Task instructions:
Output the material below in full, exactly as it is.

(A block of data)

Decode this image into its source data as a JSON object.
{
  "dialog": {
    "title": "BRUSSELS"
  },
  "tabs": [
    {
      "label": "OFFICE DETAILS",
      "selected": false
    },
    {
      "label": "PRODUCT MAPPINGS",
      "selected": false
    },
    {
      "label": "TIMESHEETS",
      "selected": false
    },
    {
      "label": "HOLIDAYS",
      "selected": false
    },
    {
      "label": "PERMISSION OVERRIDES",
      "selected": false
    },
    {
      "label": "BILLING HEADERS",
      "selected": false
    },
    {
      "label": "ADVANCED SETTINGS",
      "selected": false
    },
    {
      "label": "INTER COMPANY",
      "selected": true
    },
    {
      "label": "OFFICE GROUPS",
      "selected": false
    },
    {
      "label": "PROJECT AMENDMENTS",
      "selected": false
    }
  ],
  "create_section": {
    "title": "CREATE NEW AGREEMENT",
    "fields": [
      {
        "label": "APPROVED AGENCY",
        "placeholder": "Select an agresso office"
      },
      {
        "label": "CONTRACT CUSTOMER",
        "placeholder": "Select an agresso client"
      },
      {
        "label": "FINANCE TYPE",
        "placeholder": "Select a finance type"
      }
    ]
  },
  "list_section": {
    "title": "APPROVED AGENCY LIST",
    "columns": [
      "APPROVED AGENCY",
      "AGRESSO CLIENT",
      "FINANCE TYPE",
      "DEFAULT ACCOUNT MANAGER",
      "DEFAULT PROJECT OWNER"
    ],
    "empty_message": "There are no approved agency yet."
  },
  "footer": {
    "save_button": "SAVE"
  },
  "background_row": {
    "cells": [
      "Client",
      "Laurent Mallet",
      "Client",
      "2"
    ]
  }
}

Written answer:
Decode this image into its source data as a JSON object.
{
  "dialog": {
    "title": "BRUSSELS"
  },
  "tabs": [
    {
      "label": "OFFICE DETAILS",
      "selected": false
    },
    {
      "label": "PRODUCT MAPPINGS",
      "selected": false
    },
    {
      "label": "TIMESHEETS",
      "selected": false
    },
    {
      "label": "HOLIDAYS",
      "selected": false
    },
    {
      "label": "PERMISSION OVERRIDES",
      "selected": false
    },
    {
      "label": "BILLING HEADERS",
      "selected": false
    },
    {
      "label": "ADVANCED SETTINGS",
      "selected": false
    },
    {
      "label": "INTER COMPANY",
      "selected": true
    },
    {
      "label": "OFFICE GROUPS",
      "selected": false
    },
    {
      "label": "PROJECT AMENDMENTS",
      "selected": false
    }
  ],
  "create_section": {
    "title": "CREATE NEW AGREEMENT",
    "fields": [
      {
        "label": "APPROVED AGENCY",
        "placeholder": "Select an agresso office"
      },
      {
        "label": "CONTRACT CUSTOMER",
        "placeholder": "Select an agresso client"
      },
      {
        "label": "FINANCE TYPE",
        "placeholder": "Select a finance type"
      }
    ]
  },
  "list_section": {
    "title": "APPROVED AGENCY LIST",
    "columns": [
      "APPROVED AGENCY",
      "AGRESSO CLIENT",
      "FINANCE TYPE",
      "DEFAULT ACCOUNT MANAGER",
      "DEFAULT PROJECT OWNER"
    ],
    "empty_message": "There are no approved agency yet."
  },
  "footer": {
    "save_button": "SAVE"
  },
  "background_row": {
    "cells": [
      "Client",
      "Laurent Mallet",
      "Client",
      "2"
    ]
  }
}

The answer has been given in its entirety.